** EXERCISE REQUIREMENTS **
Extract all data as written.

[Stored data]
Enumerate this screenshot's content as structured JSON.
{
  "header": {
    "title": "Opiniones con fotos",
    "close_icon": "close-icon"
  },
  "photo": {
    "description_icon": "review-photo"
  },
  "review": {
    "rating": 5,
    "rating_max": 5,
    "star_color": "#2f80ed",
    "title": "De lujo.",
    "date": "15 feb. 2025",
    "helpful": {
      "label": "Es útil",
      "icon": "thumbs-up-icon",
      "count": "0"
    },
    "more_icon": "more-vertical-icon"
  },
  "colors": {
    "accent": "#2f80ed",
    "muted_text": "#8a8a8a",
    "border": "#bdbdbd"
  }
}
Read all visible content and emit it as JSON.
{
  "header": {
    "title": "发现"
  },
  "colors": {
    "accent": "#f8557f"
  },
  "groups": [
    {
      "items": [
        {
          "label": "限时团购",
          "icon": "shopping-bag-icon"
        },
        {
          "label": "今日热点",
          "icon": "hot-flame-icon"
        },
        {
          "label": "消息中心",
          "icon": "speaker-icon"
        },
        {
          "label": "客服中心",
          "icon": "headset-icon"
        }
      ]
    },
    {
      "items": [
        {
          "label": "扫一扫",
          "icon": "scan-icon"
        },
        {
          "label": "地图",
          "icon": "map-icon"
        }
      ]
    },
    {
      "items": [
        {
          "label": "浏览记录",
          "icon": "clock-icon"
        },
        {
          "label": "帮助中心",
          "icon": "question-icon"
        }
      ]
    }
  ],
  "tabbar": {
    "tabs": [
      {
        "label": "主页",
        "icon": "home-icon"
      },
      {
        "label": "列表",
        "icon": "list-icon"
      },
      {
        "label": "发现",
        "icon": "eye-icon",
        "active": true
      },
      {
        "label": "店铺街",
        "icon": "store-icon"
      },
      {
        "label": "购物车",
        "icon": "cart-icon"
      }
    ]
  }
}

** ANSWER FOR THIS EXERCISE **
Enumerate this screenshot's content as structured JSON.
{
  "header": {
    "title": "Opiniones con fotos",
    "close_icon": "close-icon"
  },
  "photo": {
    "description_icon": "review-photo"
  },
  "review": {
    "rating": 5,
    "rating_max": 5,
    "star_color": "#2f80ed",
    "title": "De lujo.",
    "date": "15 feb. 2025",
    "helpful": {
      "label": "Es útil",
      "icon": "thumbs-up-icon",
      "count": "0"
    },
    "more_icon": "more-vertical-icon"
  },
  "colors": {
    "accent": "#2f80ed",
    "muted_text": "#8a8a8a",
    "border": "#bdbdbd"
  }
}
Read all visible content and emit it as JSON.
{
  "header": {
    "title": "发现"
  },
  "colors": {
    "accent": "#f8557f"
  },
  "groups": [
    {
      "items": [
        {
          "label": "限时团购",
          "icon": "shopping-bag-icon"
        },
        {
          "label": "今日热点",
          "icon": "hot-flame-icon"
        },
        {
          "label": "消息中心",
          "icon": "speaker-icon"
        },
        {
          "label": "客服中心",
          "icon": "headset-icon"
        }
      ]
    },
    {
      "items": [
        {
          "label": "扫一扫",
          "icon": "scan-icon"
        },
        {
          "label": "地图",
          "icon": "map-icon"
        }
      ]
    },
    {
      "items": [
        {
          "label": "浏览记录",
          "icon": "clock-icon"
        },
        {
          "label": "帮助中心",
          "icon": "question-icon"
        }
      ]
    }
  ],
  "tabbar": {
    "tabs": [
      {
        "label": "主页",
        "icon": "home-icon"
      },
      {
        "label": "列表",
        "icon": "list-icon"
      },
      {
        "label": "发现",
        "icon": "eye-icon",
        "active": true
      },
      {
        "label": "店铺街",
        "icon": "store-icon"
      },
      {
        "label": "购物车",
        "icon": "cart-icon"
      }
    ]
  }
}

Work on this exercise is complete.